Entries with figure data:
____________

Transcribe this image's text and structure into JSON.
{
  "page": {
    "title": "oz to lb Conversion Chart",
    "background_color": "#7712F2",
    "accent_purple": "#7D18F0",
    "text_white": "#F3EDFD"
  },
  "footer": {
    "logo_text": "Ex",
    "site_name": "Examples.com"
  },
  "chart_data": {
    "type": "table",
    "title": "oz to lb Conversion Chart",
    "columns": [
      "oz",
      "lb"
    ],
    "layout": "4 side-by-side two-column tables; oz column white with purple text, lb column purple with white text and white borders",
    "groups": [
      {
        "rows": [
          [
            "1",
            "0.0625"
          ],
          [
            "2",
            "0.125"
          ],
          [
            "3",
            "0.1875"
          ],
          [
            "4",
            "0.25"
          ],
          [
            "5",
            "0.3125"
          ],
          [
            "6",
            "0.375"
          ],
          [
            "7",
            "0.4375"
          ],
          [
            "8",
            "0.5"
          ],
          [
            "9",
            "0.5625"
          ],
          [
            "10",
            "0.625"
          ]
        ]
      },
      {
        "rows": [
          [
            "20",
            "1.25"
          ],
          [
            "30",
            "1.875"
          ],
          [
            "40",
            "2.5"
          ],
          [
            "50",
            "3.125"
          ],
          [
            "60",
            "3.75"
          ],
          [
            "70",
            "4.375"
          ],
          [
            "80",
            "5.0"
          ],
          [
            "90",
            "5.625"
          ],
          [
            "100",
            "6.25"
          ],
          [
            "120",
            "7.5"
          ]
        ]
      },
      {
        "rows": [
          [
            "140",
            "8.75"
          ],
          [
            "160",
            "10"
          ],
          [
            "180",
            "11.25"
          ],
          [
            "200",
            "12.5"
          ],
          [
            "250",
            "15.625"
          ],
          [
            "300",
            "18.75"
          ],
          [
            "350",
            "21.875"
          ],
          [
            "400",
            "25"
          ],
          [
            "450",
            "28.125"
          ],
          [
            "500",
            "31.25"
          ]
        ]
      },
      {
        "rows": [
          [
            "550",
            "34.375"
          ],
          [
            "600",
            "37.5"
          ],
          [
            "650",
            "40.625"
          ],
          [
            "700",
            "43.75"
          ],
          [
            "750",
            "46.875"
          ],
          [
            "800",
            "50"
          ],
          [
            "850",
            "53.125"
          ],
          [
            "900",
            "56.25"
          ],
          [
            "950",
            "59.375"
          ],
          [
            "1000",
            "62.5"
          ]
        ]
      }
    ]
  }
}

____________

TASK:
Give back all the records exactly as they stand.

EXERCISE SOLUTION:
Transcribe this image's text and structure into JSON.
{
  "page": {
    "title": "oz to lb Conversion Chart",
    "background_color": "#7712F2",
    "accent_purple": "#7D18F0",
    "text_white": "#F3EDFD"
  },
  "footer": {
    "logo_text": "Ex",
    "site_name": "Examples.com"
  },
  "chart_data": {
    "type": "table",
    "title": "oz to lb Conversion Chart",
    "columns": [
      "oz",
      "lb"
    ],
    "layout": "4 side-by-side two-column tables; oz column white with purple text, lb column purple with white text and white borders",
    "groups": [
      {
        "rows": [
          [
            "1",
            "0.0625"
          ],
          [
            "2",
            "0.125"
          ],
          [
            "3",
            "0.1875"
          ],
          [
            "4",
            "0.25"
          ],
          [
            "5",
            "0.3125"
          ],
          [
            "6",
            "0.375"
          ],
          [
            "7",
            "0.4375"
          ],
          [
            "8",
            "0.5"
          ],
          [
            "9",
            "0.5625"
          ],
          [
            "10",
            "0.625"
          ]
        ]
      },
      {
        "rows": [
          [
            "20",
            "1.25"
          ],
          [
            "30",
            "1.875"
          ],
          [
            "40",
            "2.5"
          ],
          [
            "50",
            "3.125"
          ],
          [
            "60",
            "3.75"
          ],
          [
            "70",
            "4.375"
          ],
          [
            "80",
            "5.0"
          ],
          [
            "90",
            "5.625"
          ],
          [
            "100",
            "6.25"
          ],
          [
            "120",
            "7.5"
          ]
        ]
      },
      {
        "rows": [
          [
            "140",
            "8.75"
          ],
          [
            "160",
            "10"
          ],
          [
            "180",
            "11.25"
          ],
          [
            "200",
            "12.5"
          ],
          [
            "250",
            "15.625"
          ],
          [
            "300",
            "18.75"
          ],
          [
            "350",
            "21.875"
          ],
          [
            "400",
            "25"
          ],
          [
            "450",
            "28.125"
          ],
          [
            "500",
            "31.25"
          ]
        ]
      },
      {
        "rows": [
          [
            "550",
            "34.375"
          ],
          [
            "600",
            "37.5"
          ],
          [
            "650",
            "40.625"
          ],
          [
            "700",
            "43.75"
          ],
          [
            "750",
            "46.875"
          ],
          [
            "800",
            "50"
          ],
          [
            "850",
            "53.125"
          ],
          [
            "900",
            "56.25"
          ],
          [
            "950",
            "59.375"
          ],
          [
            "1000",
            "62.5"
          ]
        ]
      }
    ]
  }
}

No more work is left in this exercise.